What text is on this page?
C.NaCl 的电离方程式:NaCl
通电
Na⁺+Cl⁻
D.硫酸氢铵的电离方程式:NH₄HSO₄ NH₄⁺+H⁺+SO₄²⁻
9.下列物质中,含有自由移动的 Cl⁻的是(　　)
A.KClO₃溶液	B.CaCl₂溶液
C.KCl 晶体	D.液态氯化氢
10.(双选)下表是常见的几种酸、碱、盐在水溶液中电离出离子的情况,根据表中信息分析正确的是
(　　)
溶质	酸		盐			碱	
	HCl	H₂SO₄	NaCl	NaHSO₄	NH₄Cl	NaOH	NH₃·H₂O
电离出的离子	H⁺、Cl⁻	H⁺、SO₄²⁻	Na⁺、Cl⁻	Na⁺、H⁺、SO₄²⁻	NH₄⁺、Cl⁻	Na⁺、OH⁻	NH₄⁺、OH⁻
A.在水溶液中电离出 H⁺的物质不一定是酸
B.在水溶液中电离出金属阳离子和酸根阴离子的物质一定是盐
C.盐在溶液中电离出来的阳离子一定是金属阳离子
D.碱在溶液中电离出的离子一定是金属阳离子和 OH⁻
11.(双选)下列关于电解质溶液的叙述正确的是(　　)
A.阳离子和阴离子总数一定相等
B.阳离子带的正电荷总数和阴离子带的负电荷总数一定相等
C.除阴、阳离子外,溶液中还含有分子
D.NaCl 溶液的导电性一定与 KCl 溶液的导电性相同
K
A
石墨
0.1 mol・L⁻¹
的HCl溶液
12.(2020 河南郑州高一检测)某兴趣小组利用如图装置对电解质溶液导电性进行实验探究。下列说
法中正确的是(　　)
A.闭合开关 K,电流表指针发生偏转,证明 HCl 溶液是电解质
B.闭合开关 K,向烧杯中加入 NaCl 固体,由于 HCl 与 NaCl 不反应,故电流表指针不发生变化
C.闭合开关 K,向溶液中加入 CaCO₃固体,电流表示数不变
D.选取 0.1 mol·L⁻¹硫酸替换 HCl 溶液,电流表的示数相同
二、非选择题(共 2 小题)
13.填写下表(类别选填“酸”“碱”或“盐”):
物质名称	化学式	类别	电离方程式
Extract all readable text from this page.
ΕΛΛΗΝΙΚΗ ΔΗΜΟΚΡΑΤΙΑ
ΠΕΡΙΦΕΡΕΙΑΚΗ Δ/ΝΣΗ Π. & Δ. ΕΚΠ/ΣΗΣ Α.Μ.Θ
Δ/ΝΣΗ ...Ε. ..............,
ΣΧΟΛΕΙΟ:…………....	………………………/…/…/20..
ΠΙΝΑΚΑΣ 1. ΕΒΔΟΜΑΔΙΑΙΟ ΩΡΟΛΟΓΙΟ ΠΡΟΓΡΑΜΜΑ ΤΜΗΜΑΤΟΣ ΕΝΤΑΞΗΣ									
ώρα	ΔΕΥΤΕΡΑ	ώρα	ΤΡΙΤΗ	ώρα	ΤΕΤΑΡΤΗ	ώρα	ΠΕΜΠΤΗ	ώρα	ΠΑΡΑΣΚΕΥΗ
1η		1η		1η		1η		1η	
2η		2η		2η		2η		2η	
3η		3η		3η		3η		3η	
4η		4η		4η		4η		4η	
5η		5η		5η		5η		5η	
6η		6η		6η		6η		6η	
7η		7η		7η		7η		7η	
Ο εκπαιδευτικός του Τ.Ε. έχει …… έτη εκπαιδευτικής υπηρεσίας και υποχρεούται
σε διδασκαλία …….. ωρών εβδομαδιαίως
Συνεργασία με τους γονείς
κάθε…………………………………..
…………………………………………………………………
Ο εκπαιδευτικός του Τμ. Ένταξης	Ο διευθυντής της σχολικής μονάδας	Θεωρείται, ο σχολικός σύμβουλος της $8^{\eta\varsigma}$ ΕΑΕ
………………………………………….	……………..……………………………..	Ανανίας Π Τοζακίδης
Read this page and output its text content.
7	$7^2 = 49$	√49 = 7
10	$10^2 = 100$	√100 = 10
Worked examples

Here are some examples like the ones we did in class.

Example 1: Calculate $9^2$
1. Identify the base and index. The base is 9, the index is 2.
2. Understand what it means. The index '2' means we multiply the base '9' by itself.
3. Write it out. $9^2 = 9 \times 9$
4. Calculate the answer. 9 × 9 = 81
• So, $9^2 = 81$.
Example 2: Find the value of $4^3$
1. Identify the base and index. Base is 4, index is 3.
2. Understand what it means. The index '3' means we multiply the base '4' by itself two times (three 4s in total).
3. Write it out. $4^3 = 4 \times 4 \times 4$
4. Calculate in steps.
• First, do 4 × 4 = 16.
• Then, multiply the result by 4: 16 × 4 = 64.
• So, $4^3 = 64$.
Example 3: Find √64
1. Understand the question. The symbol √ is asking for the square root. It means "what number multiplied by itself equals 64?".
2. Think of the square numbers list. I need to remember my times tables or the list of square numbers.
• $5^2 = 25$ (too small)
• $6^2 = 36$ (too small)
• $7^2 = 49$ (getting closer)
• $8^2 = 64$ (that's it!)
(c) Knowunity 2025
----------------
- [WHAT THIS TASK INVOLVES]:
In the listing above, find the line with "Extract all readable text from this page." and set down that line and all after it exactly, through the final line.

- [TASK OUTPUT]:
Extract all readable text from this page.
ΕΛΛΗΝΙΚΗ ΔΗΜΟΚΡΑΤΙΑ
ΠΕΡΙΦΕΡΕΙΑΚΗ Δ/ΝΣΗ Π. & Δ. ΕΚΠ/ΣΗΣ Α.Μ.Θ
Δ/ΝΣΗ ...Ε. ..............,
ΣΧΟΛΕΙΟ:…………....	………………………/…/…/20..
ΠΙΝΑΚΑΣ 1. ΕΒΔΟΜΑΔΙΑΙΟ ΩΡΟΛΟΓΙΟ ΠΡΟΓΡΑΜΜΑ ΤΜΗΜΑΤΟΣ ΕΝΤΑΞΗΣ									
ώρα	ΔΕΥΤΕΡΑ	ώρα	ΤΡΙΤΗ	ώρα	ΤΕΤΑΡΤΗ	ώρα	ΠΕΜΠΤΗ	ώρα	ΠΑΡΑΣΚΕΥΗ
1η		1η		1η		1η		1η	
2η		2η		2η		2η		2η	
3η		3η		3η		3η		3η	
4η		4η		4η		4η		4η	
5η		5η		5η		5η		5η	
6η		6η		6η		6η		6η	
7η		7η		7η		7η		7η	
Ο εκπαιδευτικός του Τ.Ε. έχει …… έτη εκπαιδευτικής υπηρεσίας και υποχρεούται
σε διδασκαλία …….. ωρών εβδομαδιαίως
Συνεργασία με τους γονείς
κάθε…………………………………..
…………………………………………………………………
Ο εκπαιδευτικός του Τμ. Ένταξης	Ο διευθυντής της σχολικής μονάδας	Θεωρείται, ο σχολικός σύμβουλος της $8^{\eta\varsigma}$ ΕΑΕ
………………………………………….	……………..……………………………..	Ανανίας Π Τοζακίδης
Read this page and output its text content.
7	$7^2 = 49$	√49 = 7
10	$10^2 = 100$	√100 = 10
Worked examples

Here are some examples like the ones we did in class.

Example 1: Calculate $9^2$
1. Identify the base and index. The base is 9, the index is 2.
2. Understand what it means. The index '2' means we multiply the base '9' by itself.
3. Write it out. $9^2 = 9 \times 9$
4. Calculate the answer. 9 × 9 = 81
• So, $9^2 = 81$.
Example 2: Find the value of $4^3$
1. Identify the base and index. Base is 4, index is 3.
2. Understand what it means. The index '3' means we multiply the base '4' by itself two times (three 4s in total).
3. Write it out. $4^3 = 4 \times 4 \times 4$
4. Calculate in steps.
• First, do 4 × 4 = 16.
• Then, multiply the result by 4: 16 × 4 = 64.
• So, $4^3 = 64$.
Example 3: Find √64
1. Understand the question. The symbol √ is asking for the square root. It means "what number multiplied by itself equals 64?".
2. Think of the square numbers list. I need to remember my times tables or the list of square numbers.
• $5^2 = 25$ (too small)
• $6^2 = 36$ (too small)
• $7^2 = 49$ (getting closer)
• $8^2 = 64$ (that's it!)
(c) Knowunity 2025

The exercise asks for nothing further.